Source records
_ _ _ _

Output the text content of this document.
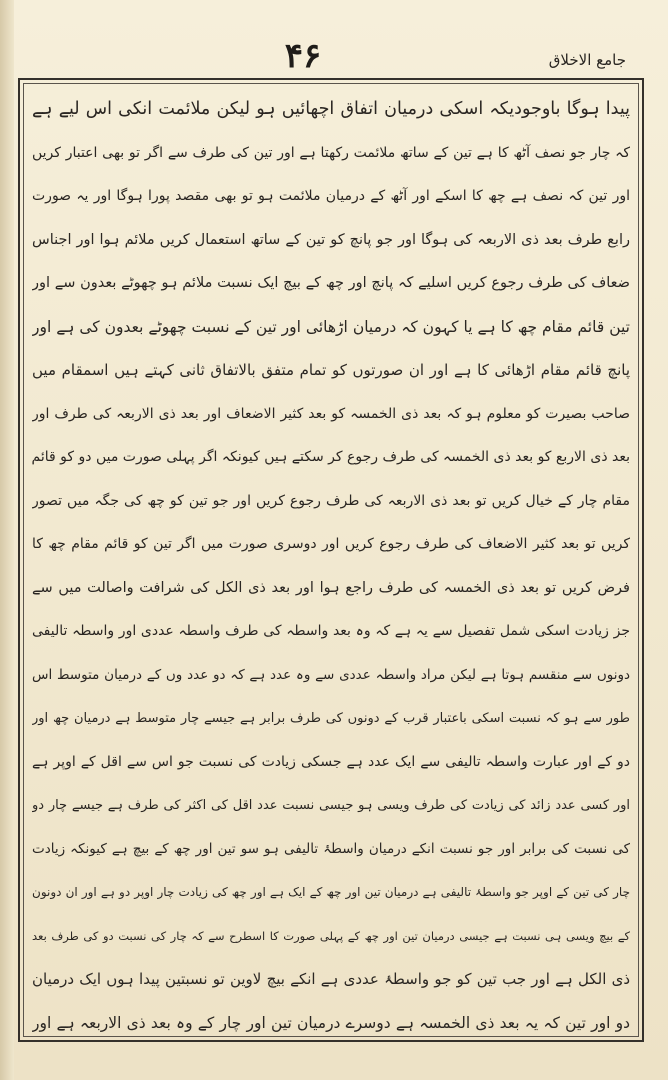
۴۶	جامع الاخلاق
پیدا ہوگا باوجودیکہ اسکی درمیان اتفاق اچھائیں ہو لیکن ملائمت انکی اس لیے ہے
کہ چار جو نصف آٹھ کا ہے تین کے ساتھ ملائمت رکھتا ہے اور تین کی طرف سے اگر تو بھی اعتبار کریں
اور تین کہ نصف ہے چھ کا اسکے اور آٹھ کے درمیان ملائمت ہو تو بھی مقصد پورا ہوگا اور یہ صورت
رابع طرف بعد ذی الاربعہ کی ہوگا اور جو پانچ کو تین کے ساتھ استعمال کریں ملائم ہوا اور اجناس
ضعاف کی طرف رجوع کریں اسلیے کہ پانچ اور چھ کے بیچ ایک نسبت ملائم ہو چھوٹے بعدون سے اور
تین قائم مقام چھ کا ہے یا کہون کہ درمیان اڑھائی اور تین کے نسبت چھوٹے بعدون کی ہے اور
پانچ قائم مقام اڑھائی کا ہے اور ان صورتوں کو تمام متفق بالاتفاق ثانی کہتے ہیں اسمقام میں
صاحب بصیرت کو معلوم ہو کہ بعد ذی الخمسہ کو بعد کثیر الاضعاف اور بعد ذی الاربعہ کی طرف اور
بعد ذی الاربع کو بعد ذی الخمسہ کی طرف رجوع کر سکتے ہیں کیونکہ اگر پہلی صورت میں دو کو قائم
مقام چار کے خیال کریں تو بعد ذی الاربعہ کی طرف رجوع کریں اور جو تین کو چھ کی جگہ میں تصور
کریں تو بعد کثیر الاضعاف کی طرف رجوع کریں اور دوسری صورت میں اگر تین کو قائم مقام چھ کا
فرض کریں تو بعد ذی الخمسہ کی طرف راجع ہوا اور بعد ذی الکل کی شرافت واصالت میں سے
جز زیادت اسکی شمل تفصیل سے یہ ہے کہ وہ بعد واسطہ کی طرف واسطہ عددی اور واسطہ تالیفی
دونوں سے منقسم ہوتا ہے لیکن مراد واسطہ عددی سے وہ عدد ہے کہ دو عدد وں کے درمیان متوسط اس
طور سے ہو کہ نسبت اسکی باعتبار قرب کے دونوں کی طرف برابر ہے جیسے چار متوسط ہے درمیان چھ اور
دو کے اور عبارت واسطہ تالیفی سے ایک عدد ہے جسکی زیادت کی نسبت جو اس سے اقل کے اوپر ہے
اور کسی عدد زائد کی زیادت کی طرف ویسی ہو جیسی نسبت عدد اقل کی اکثر کی طرف ہے جیسے چار دو
کی نسبت کی برابر اور جو نسبت انکے درمیان واسطۂ تالیفی ہو سو تین اور چھ کے بیچ ہے کیونکہ زیادت
چار کی تین کے اوپر جو واسطۂ تالیفی ہے درمیان تین اور چھ کے ایک ہے اور چھ کی زیادت چار اوپر دو ہے اور ان دونون
کے بیچ ویسی ہی نسبت ہے جیسی درمیان تین اور چھ کے پہلی صورت کا اسطرح سے کہ چار کی نسبت دو کی طرف بعد
ذی الکل ہے اور جب تین کو جو واسطۂ عددی ہے انکے بیچ لاوین تو نسبتین پیدا ہوں ایک درمیان
دو اور تین کہ یہ بعد ذی الخمسہ ہے دوسرے درمیان تین اور چار کے وہ بعد ذی الاربعہ ہے اور
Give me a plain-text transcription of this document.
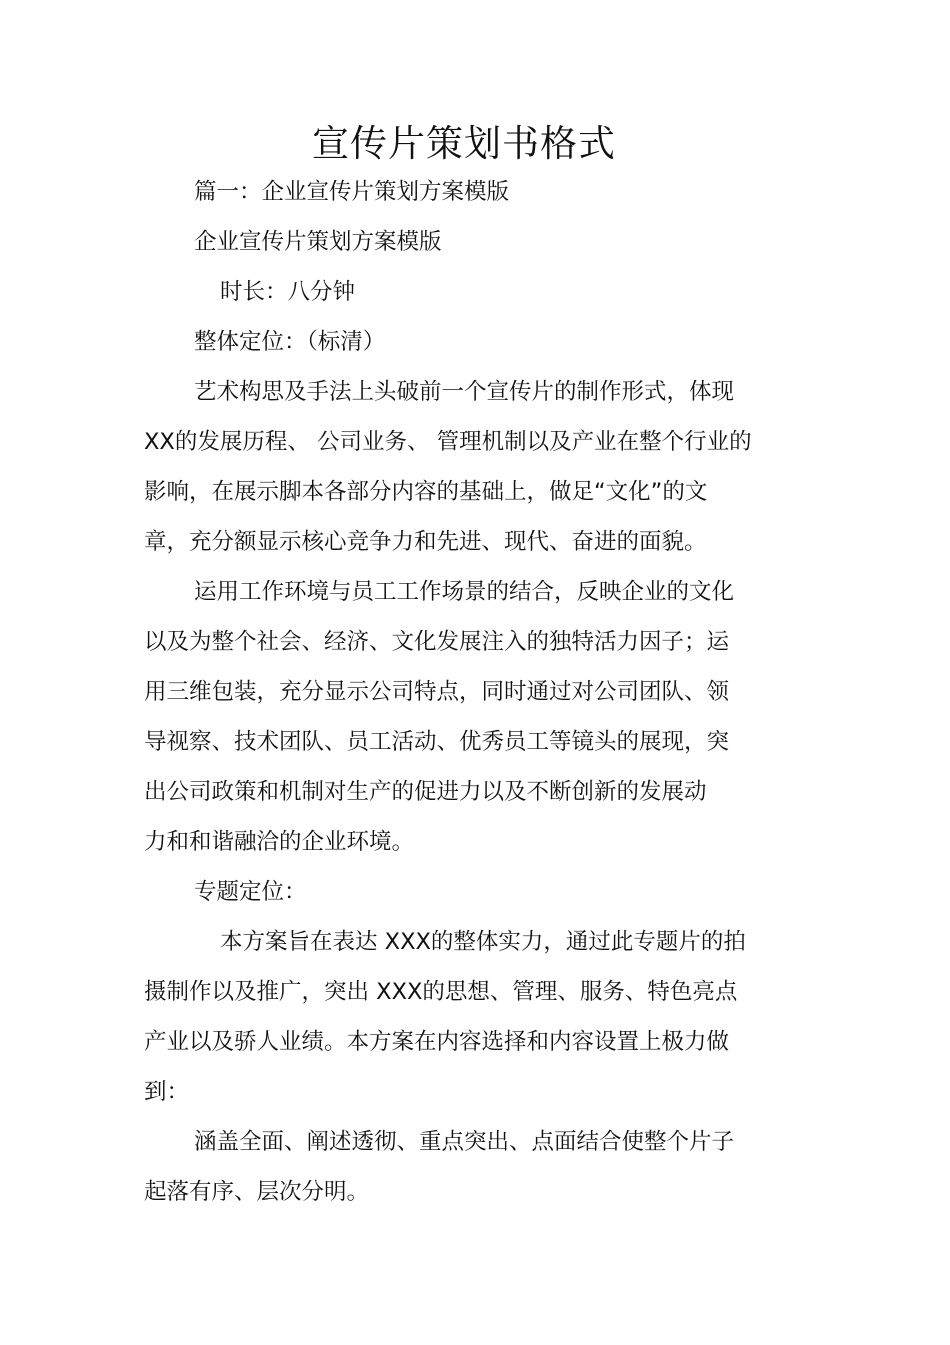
宣传片策划书格式
篇一：企业宣传片策划方案模版
企业宣传片策划方案模版
时长：八分钟
整体定位：（标清）
艺术构思及手法上头破前一个宣传片的制作形式，体现
XX的发展历程、 公司业务、 管理机制以及产业在整个行业的
影响，在展示脚本各部分内容的基础上，做足“文化”的文
章，充分额显示核心竞争力和先进、现代、奋进的面貌。
运用工作环境与员工工作场景的结合，反映企业的文化
以及为整个社会、经济、文化发展注入的独特活力因子；运
用三维包装，充分显示公司特点，同时通过对公司团队、领
导视察、技术团队、员工活动、优秀员工等镜头的展现，突
出公司政策和机制对生产的促进力以及不断创新的发展动
力和和谐融洽的企业环境。
专题定位：
本方案旨在表达 XXX的整体实力，通过此专题片的拍
摄制作以及推广，突出 XXX的思想、管理、服务、特色亮点
产业以及骄人业绩。本方案在内容选择和内容设置上极力做
到：
涵盖全面、阐述透彻、重点突出、点面结合使整个片子
起落有序、层次分明。
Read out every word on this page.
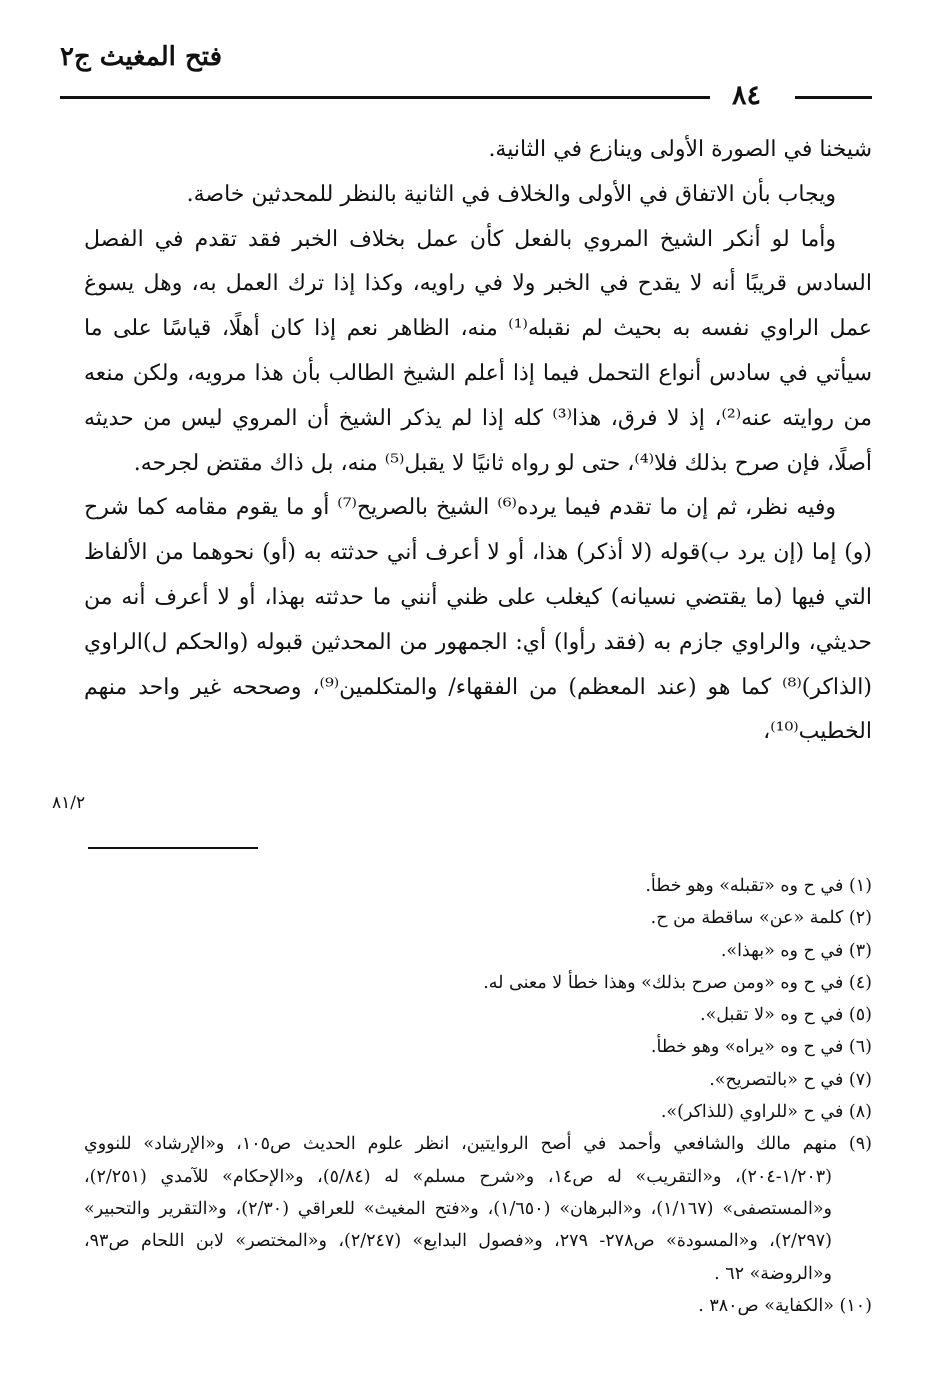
فتح المغيث ج٢
٨٤

شيخنا في الصورة الأولى وينازع في الثانية.

ويجاب بأن الاتفاق في الأولى والخلاف في الثانية بالنظر للمحدثين خاصة.

وأما لو أنكر الشيخ المروي بالفعل كأن عمل بخلاف الخبر فقد تقدم في الفصل السادس قريبًا أنه لا يقدح في الخبر ولا في راويه، وكذا إذا ترك العمل به، وهل يسوغ عمل الراوي نفسه به بحيث لم نقبله⁽¹⁾ منه، الظاهر نعم إذا كان أهلًا، قياسًا على ما سيأتي في سادس أنواع التحمل فيما إذا أعلم الشيخ الطالب بأن هذا مرويه، ولكن منعه من روايته عنه⁽²⁾، إذ لا فرق، هذا⁽³⁾ كله إذا لم يذكر الشيخ أن المروي ليس من حديثه أصلًا، فإن صرح بذلك فلا⁽⁴⁾، حتى لو رواه ثانيًا لا يقبل⁽⁵⁾ منه، بل ذاك مقتض لجرحه.

وفيه نظر، ثم إن ما تقدم فيما يرده⁽⁶⁾ الشيخ بالصريح⁽⁷⁾ أو ما يقوم مقامه كما شرح (و) إما (إن يرد ب)قوله (لا أذكر) هذا، أو لا أعرف أني حدثته به (أو) نحوهما من الألفاظ التي فيها (ما يقتضي نسيانه) كيغلب على ظني أنني ما حدثته بهذا، أو لا أعرف أنه من حديثي، والراوي جازم به (فقد رأوا) أي: الجمهور من المحدثين قبوله (والحكم ل)الراوي (الذاكر)⁽⁸⁾ كما هو (عند المعظم) من الفقهاء/ والمتكلمين⁽⁹⁾، وصححه غير واحد منهم الخطيب⁽¹⁰⁾،

٨١/٢

(١) في ح وه «تقبله» وهو خطأ.

(٢) كلمة «عن» ساقطة من ح.

(٣) في ح وه «بهذا».

(٤) في ح وه «ومن صرح بذلك» وهذا خطأ لا معنى له.

(٥) في ح وه «لا تقبل».

(٦) في ح وه «يراه» وهو خطأ.

(٧) في ح «بالتصريح».

(٨) في ح «للراوي (للذاكر)».

(٩) منهم مالك والشافعي وأحمد في أصح الروايتين، انظر علوم الحديث ص١٠٥، و«الإرشاد» للنووي (١/٢٠٣-٢٠٤)، و«التقريب» له ص١٤، و«شرح مسلم» له (٥/٨٤)، و«الإحكام» للآمدي (٢/٢٥١)، و«المستصفى» (١/١٦٧)، و«البرهان» (١/٦٥٠)، و«فتح المغيث» للعراقي (٢/٣٠)، و«التقرير والتحبير» (٢/٢٩٧)، و«المسودة» ص٢٧٨- ٢٧٩، و«فصول البدايع» (٢/٢٤٧)، و«المختصر» لابن اللحام ص٩٣، و«الروضة» ٦٢ .

(١٠) «الكفاية» ص٣٨٠ .
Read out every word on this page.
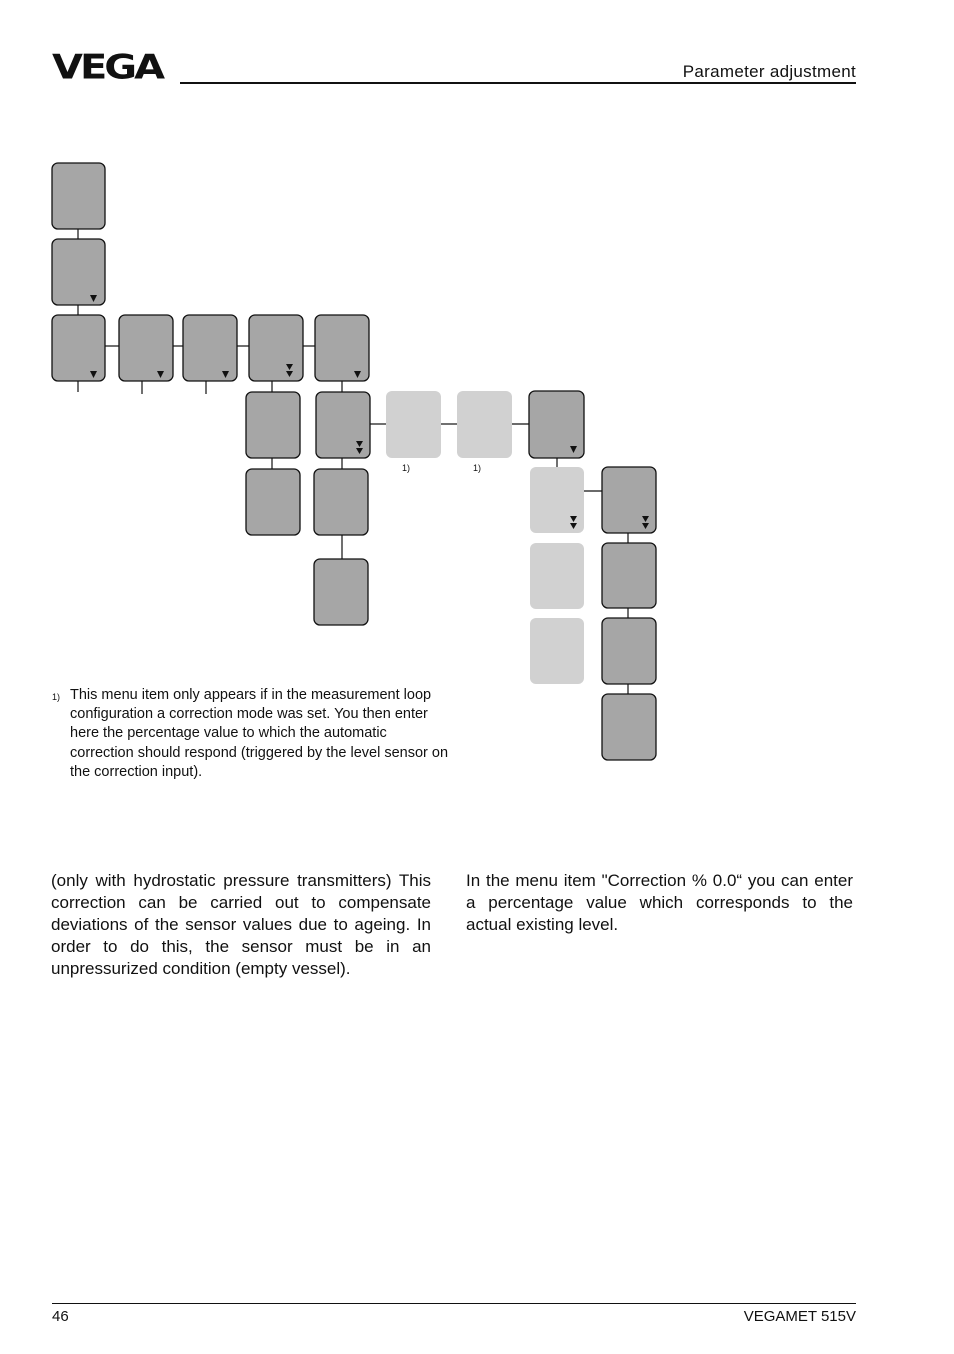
VEGA	Parameter adjustment
1)	1)
1) This menu item only appears if in the measurement loop configuration a correction mode was set. You then enter here the percentage value to which the automatic correction should respond (triggered by the level sensor on the correction input).
(only with hydrostatic pressure transmitters) This correction can be carried out to compensate deviations of the sensor values due to ageing. In order to do this, the sensor must be in an unpressurized condition (empty vessel).
In the menu item "Correction % 0.0“ you can enter a percentage value which corresponds to the actual existing level.
46	VEGAMET 515V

_ _ _ _

(GIVEN PROBLEM) The records above should be reproduced exactly, with no pictures included.

(ANSWER IN FULL)
Output the text content of this document.
۴۶	جامع الاخلاق
پیدا ہوگا باوجودیکہ اسکی درمیان اتفاق اچھائیں ہو لیکن ملائمت انکی اس لیے ہے
کہ چار جو نصف آٹھ کا ہے تین کے ساتھ ملائمت رکھتا ہے اور تین کی طرف سے اگر تو بھی اعتبار کریں
اور تین کہ نصف ہے چھ کا اسکے اور آٹھ کے درمیان ملائمت ہو تو بھی مقصد پورا ہوگا اور یہ صورت
رابع طرف بعد ذی الاربعہ کی ہوگا اور جو پانچ کو تین کے ساتھ استعمال کریں ملائم ہوا اور اجناس
ضعاف کی طرف رجوع کریں اسلیے کہ پانچ اور چھ کے بیچ ایک نسبت ملائم ہو چھوٹے بعدون سے اور
تین قائم مقام چھ کا ہے یا کہون کہ درمیان اڑھائی اور تین کے نسبت چھوٹے بعدون کی ہے اور
پانچ قائم مقام اڑھائی کا ہے اور ان صورتوں کو تمام متفق بالاتفاق ثانی کہتے ہیں اسمقام میں
صاحب بصیرت کو معلوم ہو کہ بعد ذی الخمسہ کو بعد کثیر الاضعاف اور بعد ذی الاربعہ کی طرف اور
بعد ذی الاربع کو بعد ذی الخمسہ کی طرف رجوع کر سکتے ہیں کیونکہ اگر پہلی صورت میں دو کو قائم
مقام چار کے خیال کریں تو بعد ذی الاربعہ کی طرف رجوع کریں اور جو تین کو چھ کی جگہ میں تصور
کریں تو بعد کثیر الاضعاف کی طرف رجوع کریں اور دوسری صورت میں اگر تین کو قائم مقام چھ کا
فرض کریں تو بعد ذی الخمسہ کی طرف راجع ہوا اور بعد ذی الکل کی شرافت واصالت میں سے
جز زیادت اسکی شمل تفصیل سے یہ ہے کہ وہ بعد واسطہ کی طرف واسطہ عددی اور واسطہ تالیفی
دونوں سے منقسم ہوتا ہے لیکن مراد واسطہ عددی سے وہ عدد ہے کہ دو عدد وں کے درمیان متوسط اس
طور سے ہو کہ نسبت اسکی باعتبار قرب کے دونوں کی طرف برابر ہے جیسے چار متوسط ہے درمیان چھ اور
دو کے اور عبارت واسطہ تالیفی سے ایک عدد ہے جسکی زیادت کی نسبت جو اس سے اقل کے اوپر ہے
اور کسی عدد زائد کی زیادت کی طرف ویسی ہو جیسی نسبت عدد اقل کی اکثر کی طرف ہے جیسے چار دو
کی نسبت کی برابر اور جو نسبت انکے درمیان واسطۂ تالیفی ہو سو تین اور چھ کے بیچ ہے کیونکہ زیادت
چار کی تین کے اوپر جو واسطۂ تالیفی ہے درمیان تین اور چھ کے ایک ہے اور چھ کی زیادت چار اوپر دو ہے اور ان دونون
کے بیچ ویسی ہی نسبت ہے جیسی درمیان تین اور چھ کے پہلی صورت کا اسطرح سے کہ چار کی نسبت دو کی طرف بعد
ذی الکل ہے اور جب تین کو جو واسطۂ عددی ہے انکے بیچ لاوین تو نسبتین پیدا ہوں ایک درمیان
دو اور تین کہ یہ بعد ذی الخمسہ ہے دوسرے درمیان تین اور چار کے وہ بعد ذی الاربعہ ہے اور
Give me a plain-text transcription of this document.
宣传片策划书格式
篇一：企业宣传片策划方案模版
企业宣传片策划方案模版
时长：八分钟
整体定位：（标清）
艺术构思及手法上头破前一个宣传片的制作形式，体现
XX的发展历程、 公司业务、 管理机制以及产业在整个行业的
影响，在展示脚本各部分内容的基础上，做足“文化”的文
章，充分额显示核心竞争力和先进、现代、奋进的面貌。
运用工作环境与员工工作场景的结合，反映企业的文化
以及为整个社会、经济、文化发展注入的独特活力因子；运
用三维包装，充分显示公司特点，同时通过对公司团队、领
导视察、技术团队、员工活动、优秀员工等镜头的展现，突
出公司政策和机制对生产的促进力以及不断创新的发展动
力和和谐融洽的企业环境。
专题定位：
本方案旨在表达 XXX的整体实力，通过此专题片的拍
摄制作以及推广，突出 XXX的思想、管理、服务、特色亮点
产业以及骄人业绩。本方案在内容选择和内容设置上极力做
到：
涵盖全面、阐述透彻、重点突出、点面结合使整个片子
起落有序、层次分明。
Read out every word on this page.
فتح المغيث ج٢
٨٤

شيخنا في الصورة الأولى وينازع في الثانية.

ويجاب بأن الاتفاق في الأولى والخلاف في الثانية بالنظر للمحدثين خاصة.

وأما لو أنكر الشيخ المروي بالفعل كأن عمل بخلاف الخبر فقد تقدم في الفصل السادس قريبًا أنه لا يقدح في الخبر ولا في راويه، وكذا إذا ترك العمل به، وهل يسوغ عمل الراوي نفسه به بحيث لم نقبله⁽¹⁾ منه، الظاهر نعم إذا كان أهلًا، قياسًا على ما سيأتي في سادس أنواع التحمل فيما إذا أعلم الشيخ الطالب بأن هذا مرويه، ولكن منعه من روايته عنه⁽²⁾، إذ لا فرق، هذا⁽³⁾ كله إذا لم يذكر الشيخ أن المروي ليس من حديثه أصلًا، فإن صرح بذلك فلا⁽⁴⁾، حتى لو رواه ثانيًا لا يقبل⁽⁵⁾ منه، بل ذاك مقتض لجرحه.

وفيه نظر، ثم إن ما تقدم فيما يرده⁽⁶⁾ الشيخ بالصريح⁽⁷⁾ أو ما يقوم مقامه كما شرح (و) إما (إن يرد ب)قوله (لا أذكر) هذا، أو لا أعرف أني حدثته به (أو) نحوهما من الألفاظ التي فيها (ما يقتضي نسيانه) كيغلب على ظني أنني ما حدثته بهذا، أو لا أعرف أنه من حديثي، والراوي جازم به (فقد رأوا) أي: الجمهور من المحدثين قبوله (والحكم ل)الراوي (الذاكر)⁽⁸⁾ كما هو (عند المعظم) من الفقهاء/ والمتكلمين⁽⁹⁾، وصححه غير واحد منهم الخطيب⁽¹⁰⁾،

٨١/٢

(١) في ح وه «تقبله» وهو خطأ.

(٢) كلمة «عن» ساقطة من ح.

(٣) في ح وه «بهذا».

(٤) في ح وه «ومن صرح بذلك» وهذا خطأ لا معنى له.

(٥) في ح وه «لا تقبل».

(٦) في ح وه «يراه» وهو خطأ.

(٧) في ح «بالتصريح».

(٨) في ح «للراوي (للذاكر)».

(٩) منهم مالك والشافعي وأحمد في أصح الروايتين، انظر علوم الحديث ص١٠٥، و«الإرشاد» للنووي (١/٢٠٣-٢٠٤)، و«التقريب» له ص١٤، و«شرح مسلم» له (٥/٨٤)، و«الإحكام» للآمدي (٢/٢٥١)، و«المستصفى» (١/١٦٧)، و«البرهان» (١/٦٥٠)، و«فتح المغيث» للعراقي (٢/٣٠)، و«التقرير والتحبير» (٢/٢٩٧)، و«المسودة» ص٢٧٨- ٢٧٩، و«فصول البدايع» (٢/٢٤٧)، و«المختصر» لابن اللحام ص٩٣، و«الروضة» ٦٢ .

(١٠) «الكفاية» ص٣٨٠ .
Read out every word on this page.
VEGA	Parameter adjustment
1)	1)
1) This menu item only appears if in the measurement loop configuration a correction mode was set. You then enter here the percentage value to which the automatic correction should respond (triggered by the level sensor on the correction input).
(only with hydrostatic pressure transmitters) This correction can be carried out to compensate deviations of the sensor values due to ageing. In order to do this, the sensor must be in an unpressurized condition (empty vessel).
In the menu item "Correction % 0.0“ you can enter a percentage value which corresponds to the actual existing level.
46	VEGAMET 515V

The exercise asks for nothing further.